• The request
The records below are to be copied word for word, with every picture left out.

• Listing

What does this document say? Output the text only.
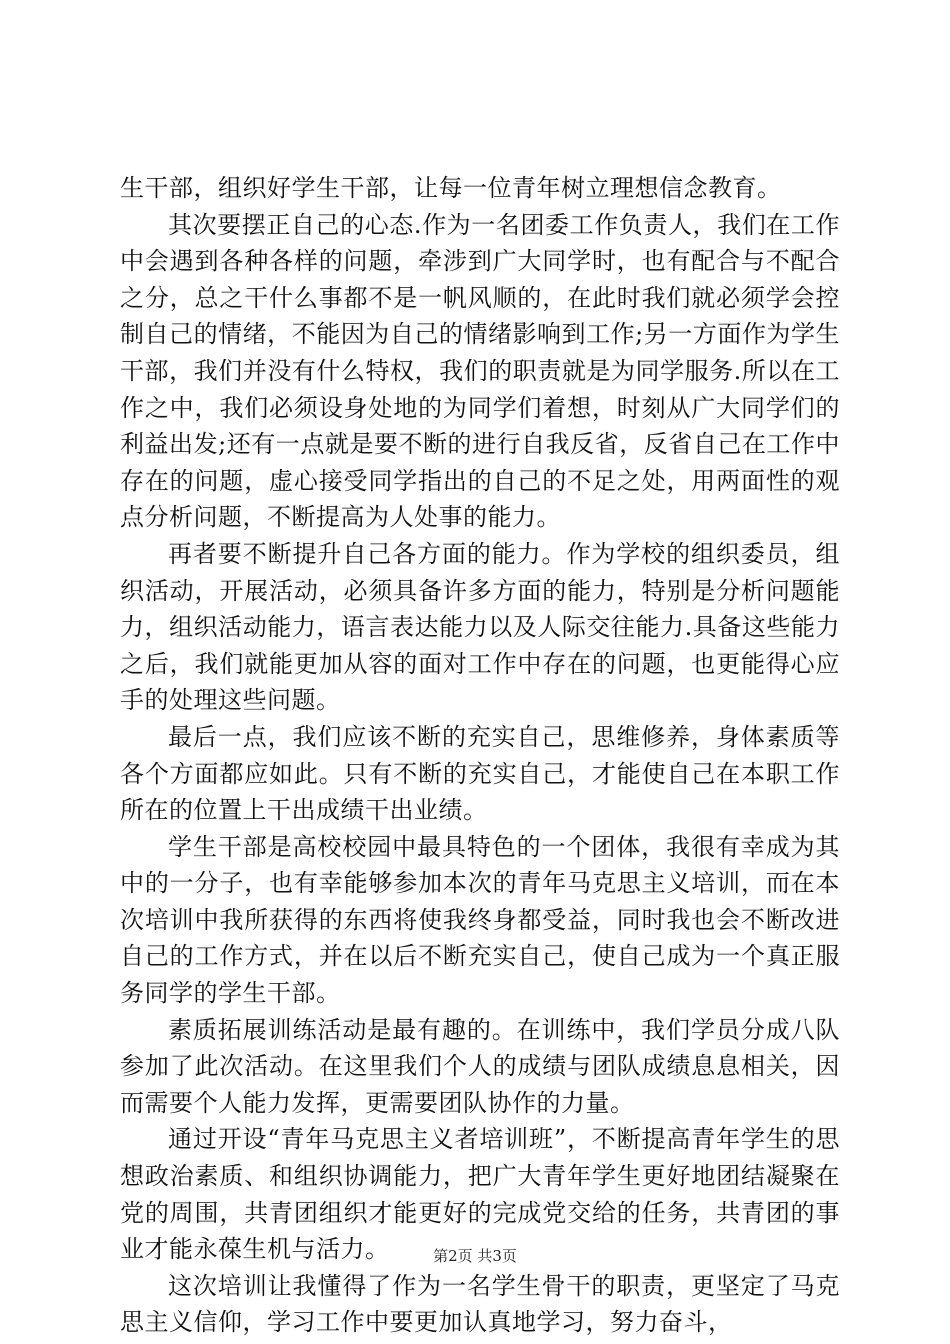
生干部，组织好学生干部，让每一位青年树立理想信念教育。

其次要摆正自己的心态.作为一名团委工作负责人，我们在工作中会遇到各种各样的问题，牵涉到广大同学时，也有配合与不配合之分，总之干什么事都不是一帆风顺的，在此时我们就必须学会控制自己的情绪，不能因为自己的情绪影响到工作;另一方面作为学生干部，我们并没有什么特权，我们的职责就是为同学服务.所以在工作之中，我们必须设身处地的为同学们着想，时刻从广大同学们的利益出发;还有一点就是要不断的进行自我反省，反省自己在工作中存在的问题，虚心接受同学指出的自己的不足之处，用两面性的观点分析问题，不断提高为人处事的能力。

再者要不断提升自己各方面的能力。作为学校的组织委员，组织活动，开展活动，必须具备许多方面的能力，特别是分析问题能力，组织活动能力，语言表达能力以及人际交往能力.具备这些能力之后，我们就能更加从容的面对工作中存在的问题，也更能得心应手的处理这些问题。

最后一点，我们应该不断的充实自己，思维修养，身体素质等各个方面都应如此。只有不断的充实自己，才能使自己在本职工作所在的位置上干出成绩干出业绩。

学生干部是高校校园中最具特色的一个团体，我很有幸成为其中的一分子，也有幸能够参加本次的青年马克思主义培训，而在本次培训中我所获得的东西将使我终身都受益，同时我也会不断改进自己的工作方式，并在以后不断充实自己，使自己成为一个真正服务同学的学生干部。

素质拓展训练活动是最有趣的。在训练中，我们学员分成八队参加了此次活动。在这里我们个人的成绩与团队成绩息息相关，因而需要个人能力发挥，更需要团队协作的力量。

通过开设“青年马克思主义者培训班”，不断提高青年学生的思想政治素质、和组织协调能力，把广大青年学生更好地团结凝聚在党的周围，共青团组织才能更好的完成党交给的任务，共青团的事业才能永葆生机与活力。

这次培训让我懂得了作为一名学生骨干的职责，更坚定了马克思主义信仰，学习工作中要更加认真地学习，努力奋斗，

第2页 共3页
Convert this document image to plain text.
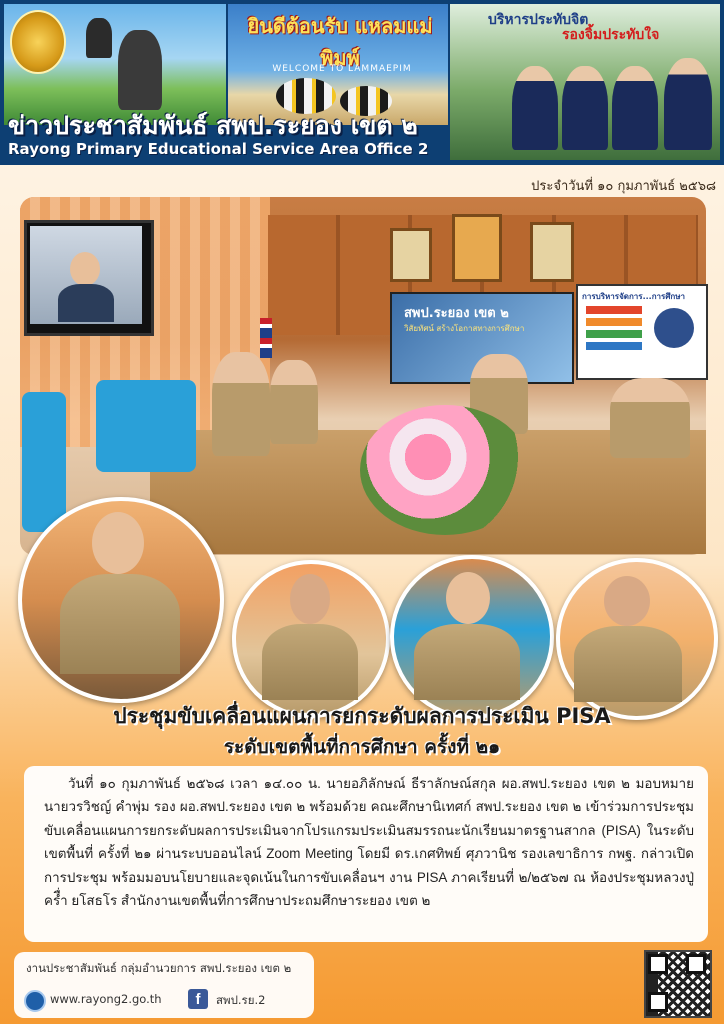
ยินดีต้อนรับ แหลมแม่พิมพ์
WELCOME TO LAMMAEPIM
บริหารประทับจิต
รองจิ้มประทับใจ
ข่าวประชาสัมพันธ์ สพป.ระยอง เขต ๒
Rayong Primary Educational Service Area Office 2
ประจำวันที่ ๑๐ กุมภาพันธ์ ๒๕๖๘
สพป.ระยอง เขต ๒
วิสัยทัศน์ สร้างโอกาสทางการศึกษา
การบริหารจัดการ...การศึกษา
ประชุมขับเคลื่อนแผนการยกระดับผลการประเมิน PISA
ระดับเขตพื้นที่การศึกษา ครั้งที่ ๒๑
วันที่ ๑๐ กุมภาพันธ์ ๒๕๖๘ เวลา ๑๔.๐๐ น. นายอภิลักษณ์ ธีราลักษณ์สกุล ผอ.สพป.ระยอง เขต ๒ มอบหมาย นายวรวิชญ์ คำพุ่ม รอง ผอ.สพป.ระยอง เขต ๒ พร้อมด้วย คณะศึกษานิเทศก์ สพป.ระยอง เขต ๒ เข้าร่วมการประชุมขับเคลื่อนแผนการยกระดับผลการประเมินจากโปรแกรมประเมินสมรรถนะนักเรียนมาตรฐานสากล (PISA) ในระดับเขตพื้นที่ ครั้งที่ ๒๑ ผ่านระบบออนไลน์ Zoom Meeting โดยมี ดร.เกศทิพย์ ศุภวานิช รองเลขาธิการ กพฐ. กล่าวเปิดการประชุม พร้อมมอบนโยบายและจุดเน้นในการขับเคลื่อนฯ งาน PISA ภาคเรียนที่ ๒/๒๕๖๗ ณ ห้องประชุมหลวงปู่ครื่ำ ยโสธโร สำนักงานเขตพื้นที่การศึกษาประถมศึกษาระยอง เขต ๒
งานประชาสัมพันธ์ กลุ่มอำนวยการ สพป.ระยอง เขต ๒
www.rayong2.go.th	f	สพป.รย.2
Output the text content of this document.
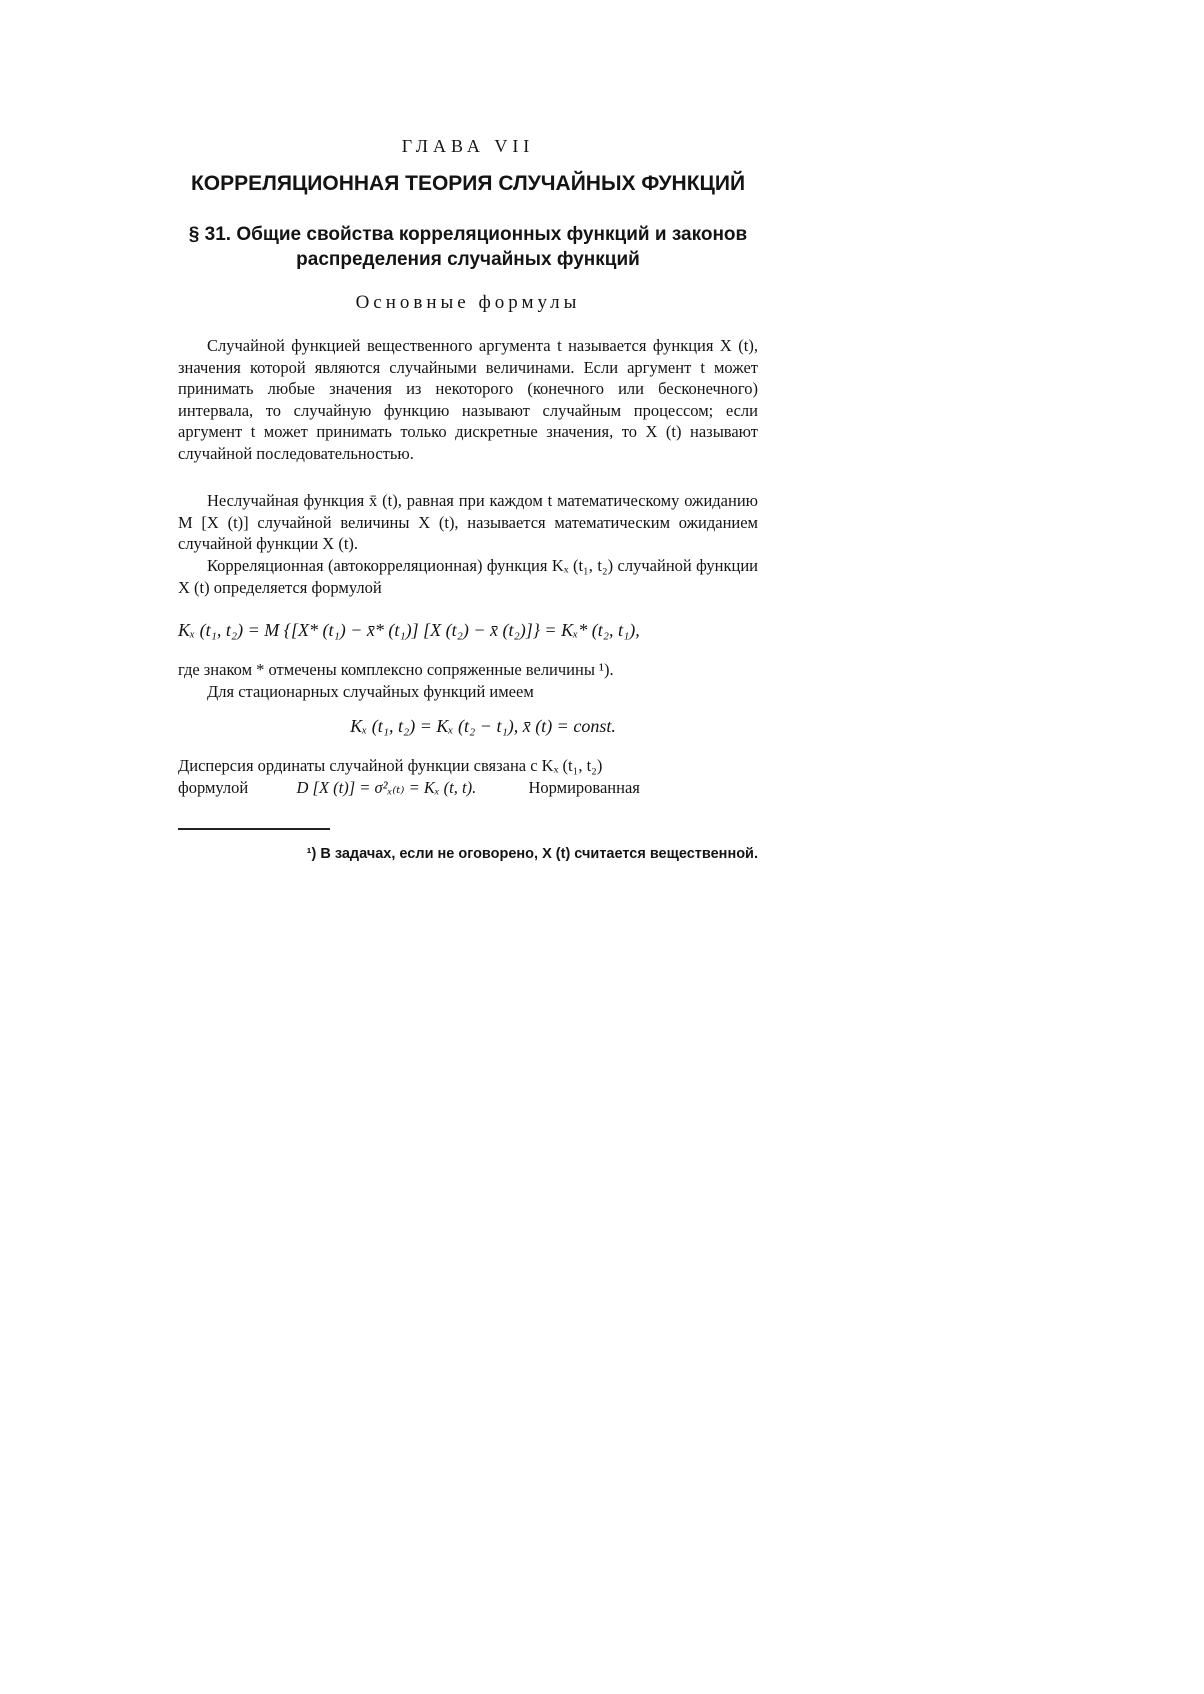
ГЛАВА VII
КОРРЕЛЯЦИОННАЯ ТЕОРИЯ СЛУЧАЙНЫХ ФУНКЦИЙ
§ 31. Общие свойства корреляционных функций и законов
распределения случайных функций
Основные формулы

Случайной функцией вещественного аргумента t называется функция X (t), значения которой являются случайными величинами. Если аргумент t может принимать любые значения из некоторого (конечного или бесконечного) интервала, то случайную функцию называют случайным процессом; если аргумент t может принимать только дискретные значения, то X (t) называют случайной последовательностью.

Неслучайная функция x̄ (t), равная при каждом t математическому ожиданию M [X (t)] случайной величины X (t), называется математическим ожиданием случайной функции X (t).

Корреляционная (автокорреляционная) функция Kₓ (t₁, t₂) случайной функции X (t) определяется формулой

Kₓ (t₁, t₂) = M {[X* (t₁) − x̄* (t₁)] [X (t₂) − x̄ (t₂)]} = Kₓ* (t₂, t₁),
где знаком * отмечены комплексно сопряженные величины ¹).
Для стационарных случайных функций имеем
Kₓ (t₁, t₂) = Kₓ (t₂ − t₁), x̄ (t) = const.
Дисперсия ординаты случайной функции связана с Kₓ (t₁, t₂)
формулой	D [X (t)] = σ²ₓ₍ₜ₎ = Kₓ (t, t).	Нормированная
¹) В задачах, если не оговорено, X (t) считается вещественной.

• The reply
What does this document say? Output the text only.
生干部，组织好学生干部，让每一位青年树立理想信念教育。

其次要摆正自己的心态.作为一名团委工作负责人，我们在工作中会遇到各种各样的问题，牵涉到广大同学时，也有配合与不配合之分，总之干什么事都不是一帆风顺的，在此时我们就必须学会控制自己的情绪，不能因为自己的情绪影响到工作;另一方面作为学生干部，我们并没有什么特权，我们的职责就是为同学服务.所以在工作之中，我们必须设身处地的为同学们着想，时刻从广大同学们的利益出发;还有一点就是要不断的进行自我反省，反省自己在工作中存在的问题，虚心接受同学指出的自己的不足之处，用两面性的观点分析问题，不断提高为人处事的能力。

再者要不断提升自己各方面的能力。作为学校的组织委员，组织活动，开展活动，必须具备许多方面的能力，特别是分析问题能力，组织活动能力，语言表达能力以及人际交往能力.具备这些能力之后，我们就能更加从容的面对工作中存在的问题，也更能得心应手的处理这些问题。

最后一点，我们应该不断的充实自己，思维修养，身体素质等各个方面都应如此。只有不断的充实自己，才能使自己在本职工作所在的位置上干出成绩干出业绩。

学生干部是高校校园中最具特色的一个团体，我很有幸成为其中的一分子，也有幸能够参加本次的青年马克思主义培训，而在本次培训中我所获得的东西将使我终身都受益，同时我也会不断改进自己的工作方式，并在以后不断充实自己，使自己成为一个真正服务同学的学生干部。

素质拓展训练活动是最有趣的。在训练中，我们学员分成八队参加了此次活动。在这里我们个人的成绩与团队成绩息息相关，因而需要个人能力发挥，更需要团队协作的力量。

通过开设“青年马克思主义者培训班”，不断提高青年学生的思想政治素质、和组织协调能力，把广大青年学生更好地团结凝聚在党的周围，共青团组织才能更好的完成党交给的任务，共青团的事业才能永葆生机与活力。

这次培训让我懂得了作为一名学生骨干的职责，更坚定了马克思主义信仰，学习工作中要更加认真地学习，努力奋斗，

第2页 共3页
Convert this document image to plain text.
ยินดีต้อนรับ แหลมแม่พิมพ์
WELCOME TO LAMMAEPIM
บริหารประทับจิต
รองจิ้มประทับใจ
ข่าวประชาสัมพันธ์ สพป.ระยอง เขต ๒
Rayong Primary Educational Service Area Office 2
ประจำวันที่ ๑๐ กุมภาพันธ์ ๒๕๖๘
สพป.ระยอง เขต ๒
วิสัยทัศน์ สร้างโอกาสทางการศึกษา
การบริหารจัดการ...การศึกษา
ประชุมขับเคลื่อนแผนการยกระดับผลการประเมิน PISA
ระดับเขตพื้นที่การศึกษา ครั้งที่ ๒๑
วันที่ ๑๐ กุมภาพันธ์ ๒๕๖๘ เวลา ๑๔.๐๐ น. นายอภิลักษณ์ ธีราลักษณ์สกุล ผอ.สพป.ระยอง เขต ๒ มอบหมาย นายวรวิชญ์ คำพุ่ม รอง ผอ.สพป.ระยอง เขต ๒ พร้อมด้วย คณะศึกษานิเทศก์ สพป.ระยอง เขต ๒ เข้าร่วมการประชุมขับเคลื่อนแผนการยกระดับผลการประเมินจากโปรแกรมประเมินสมรรถนะนักเรียนมาตรฐานสากล (PISA) ในระดับเขตพื้นที่ ครั้งที่ ๒๑ ผ่านระบบออนไลน์ Zoom Meeting โดยมี ดร.เกศทิพย์ ศุภวานิช รองเลขาธิการ กพฐ. กล่าวเปิดการประชุม พร้อมมอบนโยบายและจุดเน้นในการขับเคลื่อนฯ งาน PISA ภาคเรียนที่ ๒/๒๕๖๗ ณ ห้องประชุมหลวงปู่ครื่ำ ยโสธโร สำนักงานเขตพื้นที่การศึกษาประถมศึกษาระยอง เขต ๒
งานประชาสัมพันธ์ กลุ่มอำนวยการ สพป.ระยอง เขต ๒
www.rayong2.go.th	f	สพป.รย.2
Output the text content of this document.
ГЛАВА VII
КОРРЕЛЯЦИОННАЯ ТЕОРИЯ СЛУЧАЙНЫХ ФУНКЦИЙ
§ 31. Общие свойства корреляционных функций и законов
распределения случайных функций
Основные формулы

Случайной функцией вещественного аргумента t называется функция X (t), значения которой являются случайными величинами. Если аргумент t может принимать любые значения из некоторого (конечного или бесконечного) интервала, то случайную функцию называют случайным процессом; если аргумент t может принимать только дискретные значения, то X (t) называют случайной последовательностью.

Неслучайная функция x̄ (t), равная при каждом t математическому ожиданию M [X (t)] случайной величины X (t), называется математическим ожиданием случайной функции X (t).

Корреляционная (автокорреляционная) функция Kₓ (t₁, t₂) случайной функции X (t) определяется формулой

Kₓ (t₁, t₂) = M {[X* (t₁) − x̄* (t₁)] [X (t₂) − x̄ (t₂)]} = Kₓ* (t₂, t₁),
где знаком * отмечены комплексно сопряженные величины ¹).
Для стационарных случайных функций имеем
Kₓ (t₁, t₂) = Kₓ (t₂ − t₁), x̄ (t) = const.
Дисперсия ординаты случайной функции связана с Kₓ (t₁, t₂)
формулой	D [X (t)] = σ²ₓ₍ₜ₎ = Kₓ (t, t).	Нормированная
¹) В задачах, если не оговорено, X (t) считается вещественной.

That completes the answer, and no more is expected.